[Exercise instructions] Below is a block of records; repeat each one exactly.

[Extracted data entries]
..........

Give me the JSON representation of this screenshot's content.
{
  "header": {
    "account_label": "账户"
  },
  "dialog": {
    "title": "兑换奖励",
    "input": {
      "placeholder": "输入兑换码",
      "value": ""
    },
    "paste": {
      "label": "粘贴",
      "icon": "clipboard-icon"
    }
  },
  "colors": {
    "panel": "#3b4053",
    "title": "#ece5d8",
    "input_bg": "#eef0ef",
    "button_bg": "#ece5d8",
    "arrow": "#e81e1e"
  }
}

..........

[Exercise output]
Give me the JSON representation of this screenshot's content.
{
  "header": {
    "account_label": "账户"
  },
  "dialog": {
    "title": "兑换奖励",
    "input": {
      "placeholder": "输入兑换码",
      "value": ""
    },
    "paste": {
      "label": "粘贴",
      "icon": "clipboard-icon"
    }
  },
  "colors": {
    "panel": "#3b4053",
    "title": "#ece5d8",
    "input_bg": "#eef0ef",
    "button_bg": "#ece5d8",
    "arrow": "#e81e1e"
  }
}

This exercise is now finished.